** BEGIN **

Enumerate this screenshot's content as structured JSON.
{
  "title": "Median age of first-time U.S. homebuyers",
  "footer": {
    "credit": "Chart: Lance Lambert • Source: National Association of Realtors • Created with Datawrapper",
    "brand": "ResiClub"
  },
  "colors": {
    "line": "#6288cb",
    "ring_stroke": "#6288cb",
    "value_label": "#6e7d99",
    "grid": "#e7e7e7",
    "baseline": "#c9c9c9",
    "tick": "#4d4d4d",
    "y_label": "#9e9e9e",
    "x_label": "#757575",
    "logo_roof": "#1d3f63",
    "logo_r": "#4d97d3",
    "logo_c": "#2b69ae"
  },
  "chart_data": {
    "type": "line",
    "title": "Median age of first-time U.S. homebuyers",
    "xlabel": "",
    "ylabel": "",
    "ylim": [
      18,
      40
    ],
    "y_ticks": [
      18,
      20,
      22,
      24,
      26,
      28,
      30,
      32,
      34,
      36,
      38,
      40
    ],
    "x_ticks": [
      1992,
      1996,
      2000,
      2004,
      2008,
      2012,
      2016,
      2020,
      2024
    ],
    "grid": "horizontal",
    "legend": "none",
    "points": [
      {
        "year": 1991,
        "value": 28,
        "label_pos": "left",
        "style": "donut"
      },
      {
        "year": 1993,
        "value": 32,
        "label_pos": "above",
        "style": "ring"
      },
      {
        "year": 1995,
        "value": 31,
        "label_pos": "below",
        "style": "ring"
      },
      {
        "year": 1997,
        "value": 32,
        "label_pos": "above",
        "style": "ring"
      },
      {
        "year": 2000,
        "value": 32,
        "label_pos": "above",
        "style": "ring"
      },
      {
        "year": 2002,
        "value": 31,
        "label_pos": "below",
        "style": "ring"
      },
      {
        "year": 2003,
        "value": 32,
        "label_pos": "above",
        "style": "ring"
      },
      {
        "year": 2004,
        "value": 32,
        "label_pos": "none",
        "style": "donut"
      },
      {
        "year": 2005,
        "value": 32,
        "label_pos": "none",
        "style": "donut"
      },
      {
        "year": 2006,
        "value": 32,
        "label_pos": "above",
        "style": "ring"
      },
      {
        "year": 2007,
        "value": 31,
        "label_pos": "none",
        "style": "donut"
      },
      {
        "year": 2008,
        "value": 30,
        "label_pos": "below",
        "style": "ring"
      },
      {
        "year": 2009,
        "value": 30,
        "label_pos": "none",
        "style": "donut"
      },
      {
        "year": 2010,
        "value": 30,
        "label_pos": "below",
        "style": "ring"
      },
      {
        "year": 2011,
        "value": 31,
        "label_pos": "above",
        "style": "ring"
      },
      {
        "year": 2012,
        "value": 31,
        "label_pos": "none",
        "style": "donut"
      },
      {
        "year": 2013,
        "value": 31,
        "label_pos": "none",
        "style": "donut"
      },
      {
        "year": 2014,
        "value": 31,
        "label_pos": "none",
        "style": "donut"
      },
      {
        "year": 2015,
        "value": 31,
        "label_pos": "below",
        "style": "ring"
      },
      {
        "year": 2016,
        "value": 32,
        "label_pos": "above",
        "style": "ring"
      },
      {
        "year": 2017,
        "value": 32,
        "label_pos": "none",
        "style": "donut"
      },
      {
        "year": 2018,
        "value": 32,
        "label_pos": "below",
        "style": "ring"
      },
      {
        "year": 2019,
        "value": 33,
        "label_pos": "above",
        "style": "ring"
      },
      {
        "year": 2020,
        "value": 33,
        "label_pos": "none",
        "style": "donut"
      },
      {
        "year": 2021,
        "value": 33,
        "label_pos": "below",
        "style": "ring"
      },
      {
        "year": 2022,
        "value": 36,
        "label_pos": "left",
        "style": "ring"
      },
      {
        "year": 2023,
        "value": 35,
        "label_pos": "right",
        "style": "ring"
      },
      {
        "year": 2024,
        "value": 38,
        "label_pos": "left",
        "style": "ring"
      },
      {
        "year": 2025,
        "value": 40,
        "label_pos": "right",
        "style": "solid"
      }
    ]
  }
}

** END **

Print the records once more, exactly as they were given.

# [Solved exercise]
Enumerate this screenshot's content as structured JSON.
{
  "title": "Median age of first-time U.S. homebuyers",
  "footer": {
    "credit": "Chart: Lance Lambert • Source: National Association of Realtors • Created with Datawrapper",
    "brand": "ResiClub"
  },
  "colors": {
    "line": "#6288cb",
    "ring_stroke": "#6288cb",
    "value_label": "#6e7d99",
    "grid": "#e7e7e7",
    "baseline": "#c9c9c9",
    "tick": "#4d4d4d",
    "y_label": "#9e9e9e",
    "x_label": "#757575",
    "logo_roof": "#1d3f63",
    "logo_r": "#4d97d3",
    "logo_c": "#2b69ae"
  },
  "chart_data": {
    "type": "line",
    "title": "Median age of first-time U.S. homebuyers",
    "xlabel": "",
    "ylabel": "",
    "ylim": [
      18,
      40
    ],
    "y_ticks": [
      18,
      20,
      22,
      24,
      26,
      28,
      30,
      32,
      34,
      36,
      38,
      40
    ],
    "x_ticks": [
      1992,
      1996,
      2000,
      2004,
      2008,
      2012,
      2016,
      2020,
      2024
    ],
    "grid": "horizontal",
    "legend": "none",
    "points": [
      {
        "year": 1991,
        "value": 28,
        "label_pos": "left",
        "style": "donut"
      },
      {
        "year": 1993,
        "value": 32,
        "label_pos": "above",
        "style": "ring"
      },
      {
        "year": 1995,
        "value": 31,
        "label_pos": "below",
        "style": "ring"
      },
      {
        "year": 1997,
        "value": 32,
        "label_pos": "above",
        "style": "ring"
      },
      {
        "year": 2000,
        "value": 32,
        "label_pos": "above",
        "style": "ring"
      },
      {
        "year": 2002,
        "value": 31,
        "label_pos": "below",
        "style": "ring"
      },
      {
        "year": 2003,
        "value": 32,
        "label_pos": "above",
        "style": "ring"
      },
      {
        "year": 2004,
        "value": 32,
        "label_pos": "none",
        "style": "donut"
      },
      {
        "year": 2005,
        "value": 32,
        "label_pos": "none",
        "style": "donut"
      },
      {
        "year": 2006,
        "value": 32,
        "label_pos": "above",
        "style": "ring"
      },
      {
        "year": 2007,
        "value": 31,
        "label_pos": "none",
        "style": "donut"
      },
      {
        "year": 2008,
        "value": 30,
        "label_pos": "below",
        "style": "ring"
      },
      {
        "year": 2009,
        "value": 30,
        "label_pos": "none",
        "style": "donut"
      },
      {
        "year": 2010,
        "value": 30,
        "label_pos": "below",
        "style": "ring"
      },
      {
        "year": 2011,
        "value": 31,
        "label_pos": "above",
        "style": "ring"
      },
      {
        "year": 2012,
        "value": 31,
        "label_pos": "none",
        "style": "donut"
      },
      {
        "year": 2013,
        "value": 31,
        "label_pos": "none",
        "style": "donut"
      },
      {
        "year": 2014,
        "value": 31,
        "label_pos": "none",
        "style": "donut"
      },
      {
        "year": 2015,
        "value": 31,
        "label_pos": "below",
        "style": "ring"
      },
      {
        "year": 2016,
        "value": 32,
        "label_pos": "above",
        "style": "ring"
      },
      {
        "year": 2017,
        "value": 32,
        "label_pos": "none",
        "style": "donut"
      },
      {
        "year": 2018,
        "value": 32,
        "label_pos": "below",
        "style": "ring"
      },
      {
        "year": 2019,
        "value": 33,
        "label_pos": "above",
        "style": "ring"
      },
      {
        "year": 2020,
        "value": 33,
        "label_pos": "none",
        "style": "donut"
      },
      {
        "year": 2021,
        "value": 33,
        "label_pos": "below",
        "style": "ring"
      },
      {
        "year": 2022,
        "value": 36,
        "label_pos": "left",
        "style": "ring"
      },
      {
        "year": 2023,
        "value": 35,
        "label_pos": "right",
        "style": "ring"
      },
      {
        "year": 2024,
        "value": 38,
        "label_pos": "left",
        "style": "ring"
      },
      {
        "year": 2025,
        "value": 40,
        "label_pos": "right",
        "style": "solid"
      }
    ]
  }
}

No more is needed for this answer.